<<<<

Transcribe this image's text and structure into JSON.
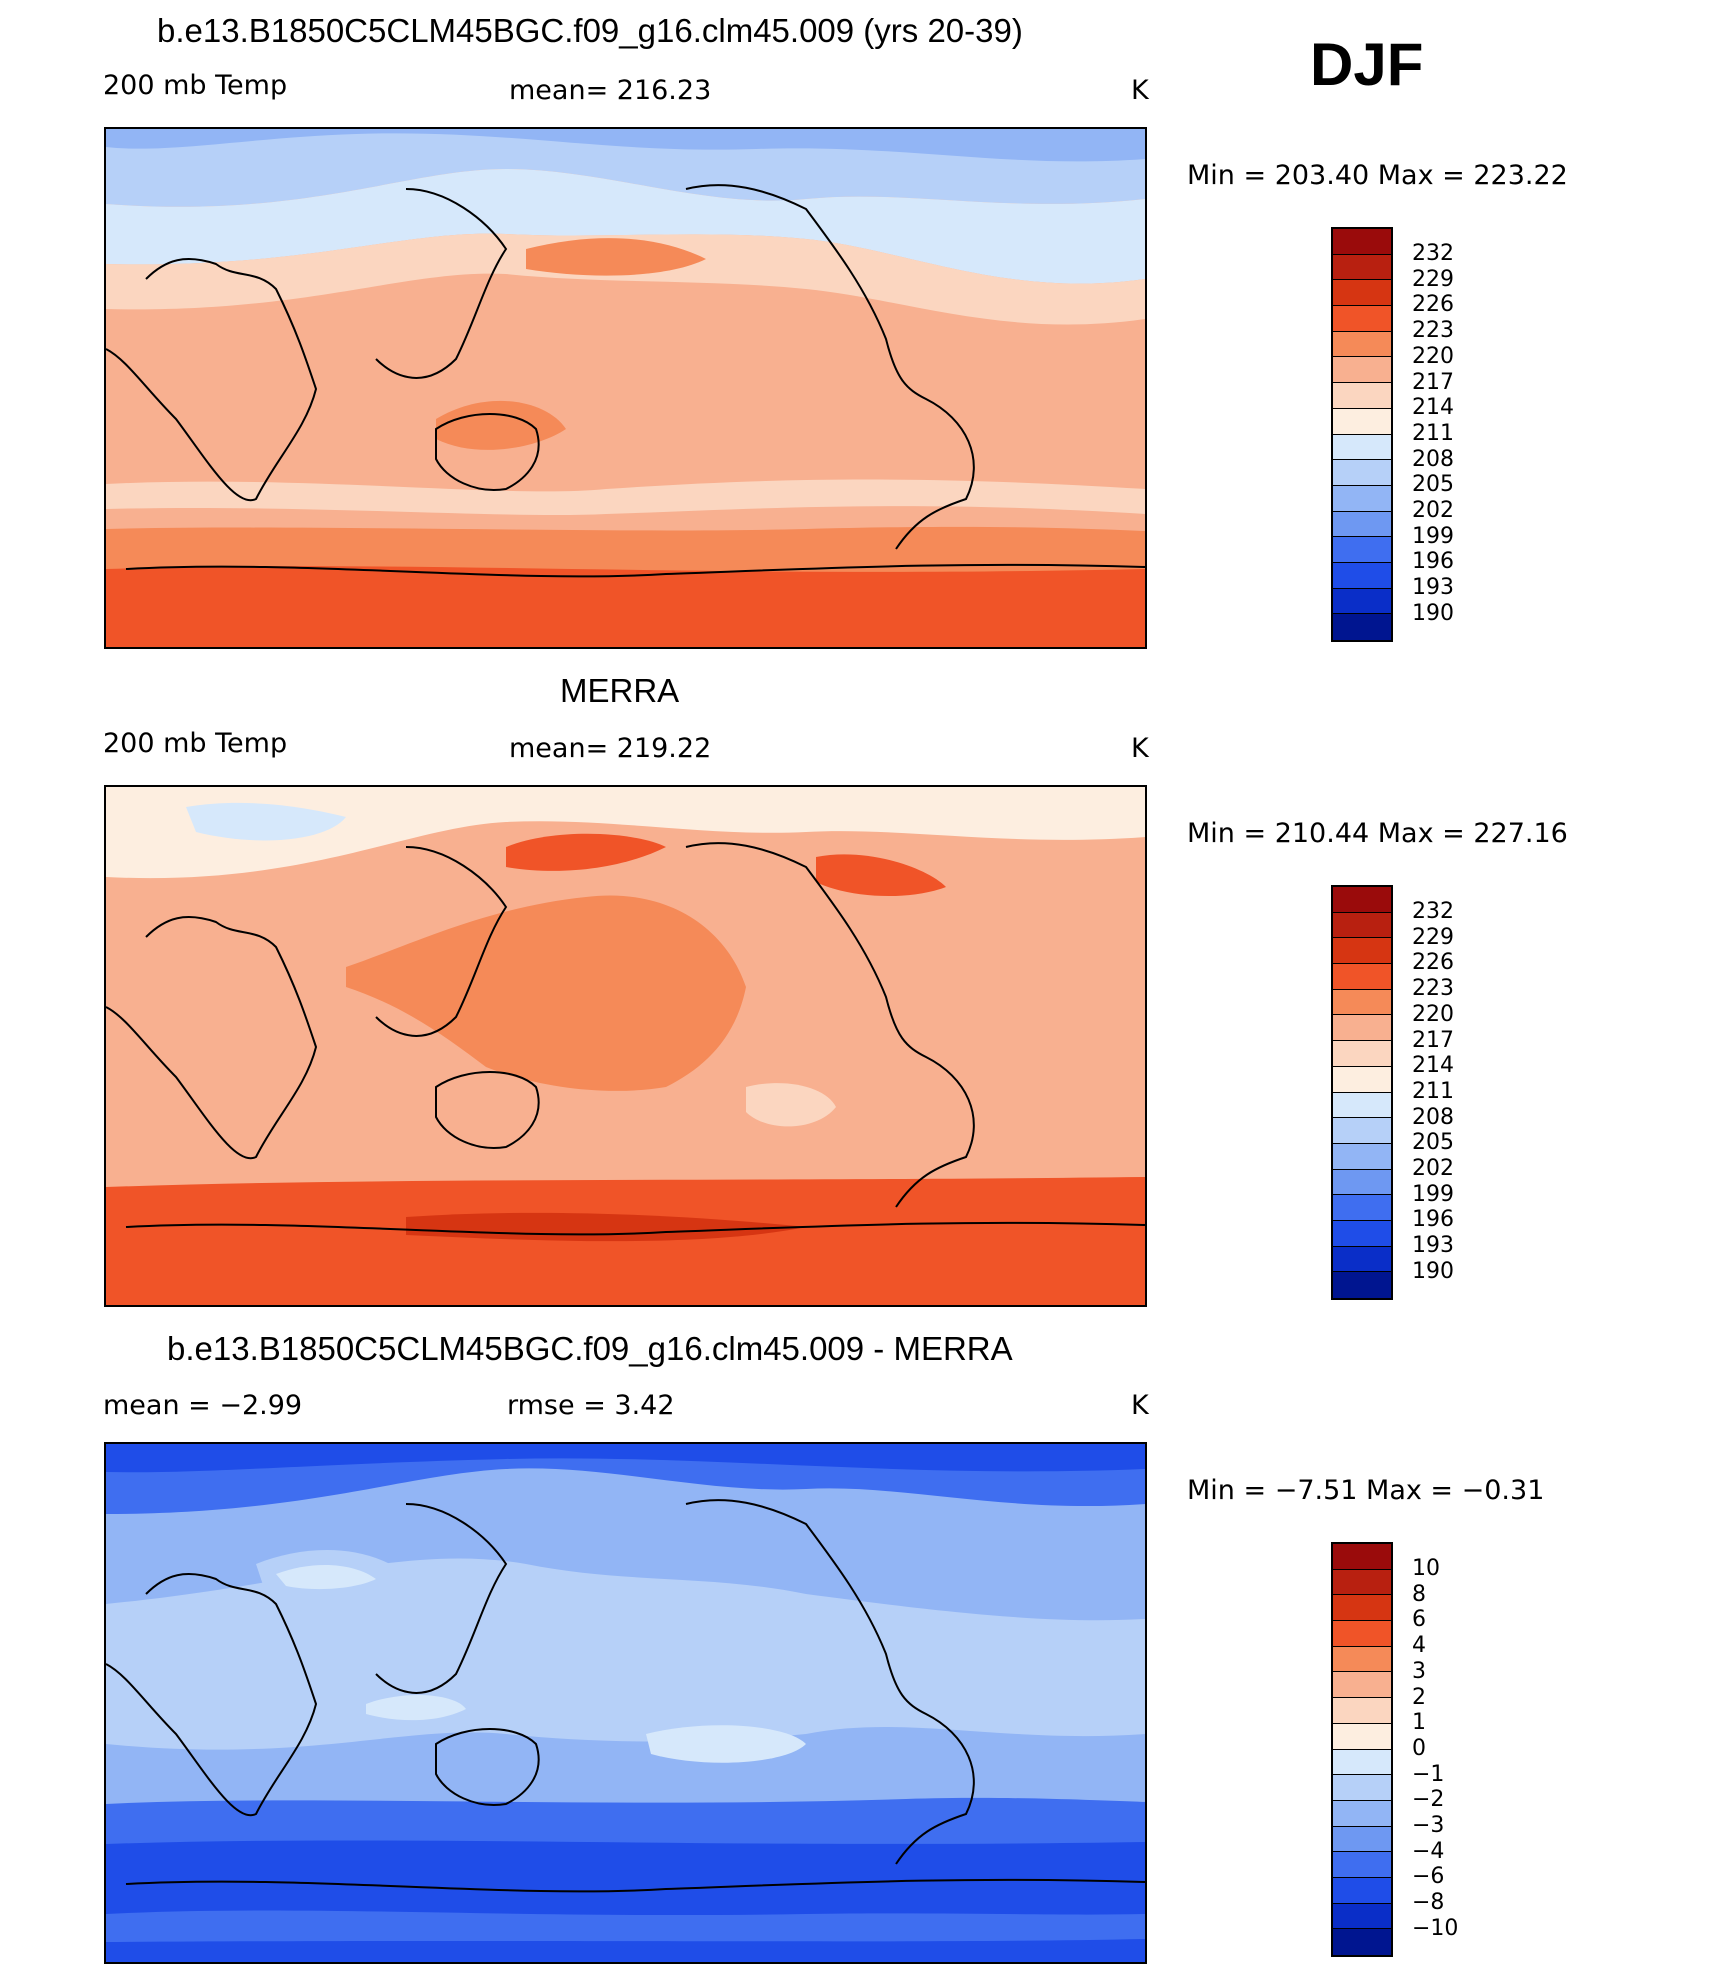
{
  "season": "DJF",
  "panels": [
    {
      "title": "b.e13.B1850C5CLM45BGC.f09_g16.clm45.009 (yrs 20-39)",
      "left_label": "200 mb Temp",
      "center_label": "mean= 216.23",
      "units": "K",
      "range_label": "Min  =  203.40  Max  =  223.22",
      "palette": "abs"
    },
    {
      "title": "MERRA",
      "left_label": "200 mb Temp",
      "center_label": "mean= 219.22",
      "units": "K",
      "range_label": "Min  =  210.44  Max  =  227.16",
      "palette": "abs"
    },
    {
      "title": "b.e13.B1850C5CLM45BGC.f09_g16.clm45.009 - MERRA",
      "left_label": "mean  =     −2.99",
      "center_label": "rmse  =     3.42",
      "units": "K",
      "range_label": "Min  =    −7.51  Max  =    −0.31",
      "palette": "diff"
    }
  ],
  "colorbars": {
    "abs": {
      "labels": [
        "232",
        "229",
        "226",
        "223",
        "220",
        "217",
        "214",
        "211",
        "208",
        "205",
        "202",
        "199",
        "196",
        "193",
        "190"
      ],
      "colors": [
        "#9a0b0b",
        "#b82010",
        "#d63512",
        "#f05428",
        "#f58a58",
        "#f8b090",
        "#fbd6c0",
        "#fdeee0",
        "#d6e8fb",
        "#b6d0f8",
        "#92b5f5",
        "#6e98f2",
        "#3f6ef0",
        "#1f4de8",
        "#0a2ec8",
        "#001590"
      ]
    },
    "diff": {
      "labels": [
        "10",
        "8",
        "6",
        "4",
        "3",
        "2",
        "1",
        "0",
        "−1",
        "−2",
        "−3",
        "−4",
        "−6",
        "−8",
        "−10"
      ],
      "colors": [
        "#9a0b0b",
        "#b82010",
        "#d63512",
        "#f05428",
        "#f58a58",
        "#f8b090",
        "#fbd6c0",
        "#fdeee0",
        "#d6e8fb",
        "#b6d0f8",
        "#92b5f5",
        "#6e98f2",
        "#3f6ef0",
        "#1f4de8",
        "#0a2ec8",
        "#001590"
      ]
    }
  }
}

>>>>
<<<<

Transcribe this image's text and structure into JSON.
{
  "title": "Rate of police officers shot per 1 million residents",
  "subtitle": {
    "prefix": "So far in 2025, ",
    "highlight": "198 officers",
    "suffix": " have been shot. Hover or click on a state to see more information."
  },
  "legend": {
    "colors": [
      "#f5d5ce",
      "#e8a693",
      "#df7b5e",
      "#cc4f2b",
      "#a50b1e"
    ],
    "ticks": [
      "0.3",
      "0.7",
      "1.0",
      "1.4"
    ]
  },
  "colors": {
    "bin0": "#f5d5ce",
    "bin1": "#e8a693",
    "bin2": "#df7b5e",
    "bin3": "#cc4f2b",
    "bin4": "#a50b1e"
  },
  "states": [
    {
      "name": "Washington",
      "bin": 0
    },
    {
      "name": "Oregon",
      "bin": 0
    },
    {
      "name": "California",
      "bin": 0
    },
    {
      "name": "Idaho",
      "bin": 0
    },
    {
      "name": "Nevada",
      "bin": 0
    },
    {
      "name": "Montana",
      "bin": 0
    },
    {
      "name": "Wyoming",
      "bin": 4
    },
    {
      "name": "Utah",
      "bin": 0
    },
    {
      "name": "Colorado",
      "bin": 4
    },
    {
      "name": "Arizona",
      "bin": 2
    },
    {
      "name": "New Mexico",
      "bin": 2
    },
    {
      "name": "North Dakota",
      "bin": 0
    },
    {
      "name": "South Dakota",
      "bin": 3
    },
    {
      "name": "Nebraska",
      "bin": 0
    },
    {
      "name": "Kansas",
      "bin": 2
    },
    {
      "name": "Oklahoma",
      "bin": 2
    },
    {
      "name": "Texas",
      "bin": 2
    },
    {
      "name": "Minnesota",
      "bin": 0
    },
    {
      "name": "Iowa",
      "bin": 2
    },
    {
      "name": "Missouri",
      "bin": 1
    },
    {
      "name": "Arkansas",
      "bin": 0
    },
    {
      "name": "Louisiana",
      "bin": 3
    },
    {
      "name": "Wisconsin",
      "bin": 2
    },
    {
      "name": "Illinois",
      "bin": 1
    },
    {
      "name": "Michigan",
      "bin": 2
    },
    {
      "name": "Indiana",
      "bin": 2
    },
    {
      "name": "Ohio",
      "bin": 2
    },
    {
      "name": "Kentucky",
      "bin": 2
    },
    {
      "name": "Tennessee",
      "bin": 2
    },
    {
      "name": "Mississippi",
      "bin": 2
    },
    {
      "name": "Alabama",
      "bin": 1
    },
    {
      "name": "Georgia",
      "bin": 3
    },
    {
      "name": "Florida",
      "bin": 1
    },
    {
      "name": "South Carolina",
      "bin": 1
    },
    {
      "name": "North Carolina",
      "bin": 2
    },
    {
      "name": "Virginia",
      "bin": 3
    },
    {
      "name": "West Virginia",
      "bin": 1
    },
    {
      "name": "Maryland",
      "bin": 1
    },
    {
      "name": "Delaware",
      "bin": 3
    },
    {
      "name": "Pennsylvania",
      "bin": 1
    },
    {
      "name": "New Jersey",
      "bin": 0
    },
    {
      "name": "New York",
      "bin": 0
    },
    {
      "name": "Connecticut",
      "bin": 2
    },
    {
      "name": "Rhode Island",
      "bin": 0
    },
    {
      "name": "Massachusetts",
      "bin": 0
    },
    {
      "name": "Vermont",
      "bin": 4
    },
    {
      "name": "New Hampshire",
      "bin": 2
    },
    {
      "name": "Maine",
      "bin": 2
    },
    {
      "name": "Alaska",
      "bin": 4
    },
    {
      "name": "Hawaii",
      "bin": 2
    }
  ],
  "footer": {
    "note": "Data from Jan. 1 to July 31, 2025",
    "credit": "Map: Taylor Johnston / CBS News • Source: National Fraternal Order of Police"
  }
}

>>>>
<<<<

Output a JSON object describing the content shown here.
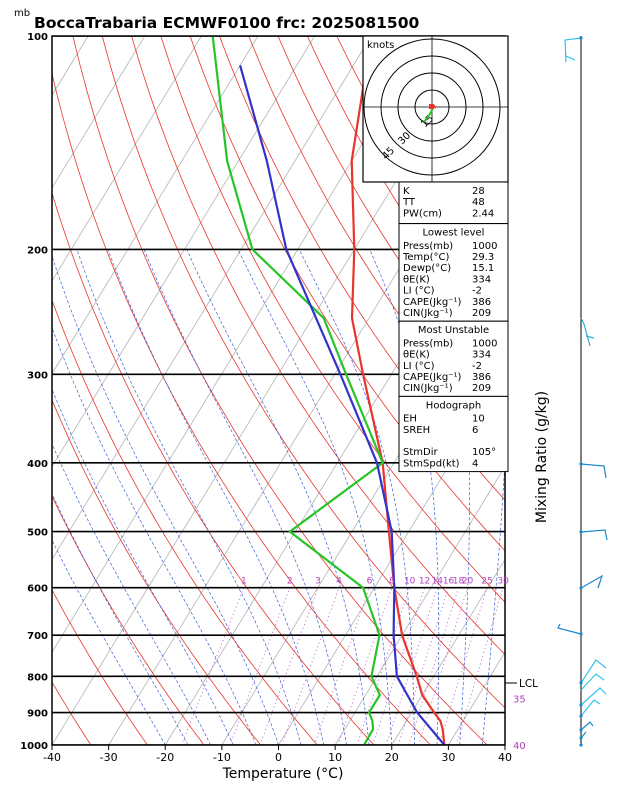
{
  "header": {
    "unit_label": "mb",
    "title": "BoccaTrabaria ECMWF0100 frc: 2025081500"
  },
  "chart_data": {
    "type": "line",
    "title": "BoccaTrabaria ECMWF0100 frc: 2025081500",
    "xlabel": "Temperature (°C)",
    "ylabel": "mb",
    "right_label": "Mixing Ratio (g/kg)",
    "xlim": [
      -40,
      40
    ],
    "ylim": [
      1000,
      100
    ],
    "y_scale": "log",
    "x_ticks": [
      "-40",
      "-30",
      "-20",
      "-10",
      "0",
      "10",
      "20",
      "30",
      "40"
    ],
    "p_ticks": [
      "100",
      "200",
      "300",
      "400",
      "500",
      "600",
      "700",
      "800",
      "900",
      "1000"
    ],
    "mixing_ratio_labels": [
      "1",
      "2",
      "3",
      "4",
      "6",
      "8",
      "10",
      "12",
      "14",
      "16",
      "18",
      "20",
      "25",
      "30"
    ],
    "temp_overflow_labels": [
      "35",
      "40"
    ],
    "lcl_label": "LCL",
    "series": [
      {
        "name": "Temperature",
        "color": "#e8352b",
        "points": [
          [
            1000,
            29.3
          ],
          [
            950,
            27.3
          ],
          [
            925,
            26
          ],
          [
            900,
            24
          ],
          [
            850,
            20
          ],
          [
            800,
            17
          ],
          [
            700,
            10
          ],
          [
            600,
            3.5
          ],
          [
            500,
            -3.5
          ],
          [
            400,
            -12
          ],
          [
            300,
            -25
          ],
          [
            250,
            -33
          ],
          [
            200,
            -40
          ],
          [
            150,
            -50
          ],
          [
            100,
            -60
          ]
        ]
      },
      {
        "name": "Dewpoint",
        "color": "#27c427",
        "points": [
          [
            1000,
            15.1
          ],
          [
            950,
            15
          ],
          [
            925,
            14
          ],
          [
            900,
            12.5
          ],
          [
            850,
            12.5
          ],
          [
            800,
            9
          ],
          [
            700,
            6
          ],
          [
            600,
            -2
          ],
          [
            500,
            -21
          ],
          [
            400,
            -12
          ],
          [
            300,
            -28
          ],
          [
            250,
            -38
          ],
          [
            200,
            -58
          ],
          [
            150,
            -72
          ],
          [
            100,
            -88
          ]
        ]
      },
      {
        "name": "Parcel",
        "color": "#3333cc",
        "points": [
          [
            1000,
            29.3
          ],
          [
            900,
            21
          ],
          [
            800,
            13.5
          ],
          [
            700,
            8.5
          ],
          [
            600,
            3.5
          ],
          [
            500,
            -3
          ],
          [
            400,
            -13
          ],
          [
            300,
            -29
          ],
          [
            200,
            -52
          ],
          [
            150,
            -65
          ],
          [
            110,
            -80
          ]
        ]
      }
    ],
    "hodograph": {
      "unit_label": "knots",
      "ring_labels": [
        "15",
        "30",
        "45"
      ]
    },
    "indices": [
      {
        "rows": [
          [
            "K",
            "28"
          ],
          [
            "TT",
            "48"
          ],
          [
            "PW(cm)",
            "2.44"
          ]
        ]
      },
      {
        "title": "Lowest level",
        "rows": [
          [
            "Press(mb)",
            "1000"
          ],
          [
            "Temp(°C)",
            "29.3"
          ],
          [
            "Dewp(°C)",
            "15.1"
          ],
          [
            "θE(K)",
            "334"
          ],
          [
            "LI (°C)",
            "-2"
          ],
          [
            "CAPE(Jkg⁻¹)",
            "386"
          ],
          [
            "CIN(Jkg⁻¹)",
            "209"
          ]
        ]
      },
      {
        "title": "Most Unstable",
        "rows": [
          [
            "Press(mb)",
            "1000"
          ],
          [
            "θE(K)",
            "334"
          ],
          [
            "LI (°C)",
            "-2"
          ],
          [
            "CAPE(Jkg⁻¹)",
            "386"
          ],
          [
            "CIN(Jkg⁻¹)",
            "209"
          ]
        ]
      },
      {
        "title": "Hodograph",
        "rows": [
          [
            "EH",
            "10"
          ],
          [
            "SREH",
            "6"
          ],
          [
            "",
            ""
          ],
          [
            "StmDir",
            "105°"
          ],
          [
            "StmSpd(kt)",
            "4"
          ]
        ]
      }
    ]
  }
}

>>>>

*EXERCISE*. Select every line where the word "officers" occurs.

*SOLUTION*.
  "title": "Rate of police officers shot per 1 million residents",
    "highlight": "198 officers",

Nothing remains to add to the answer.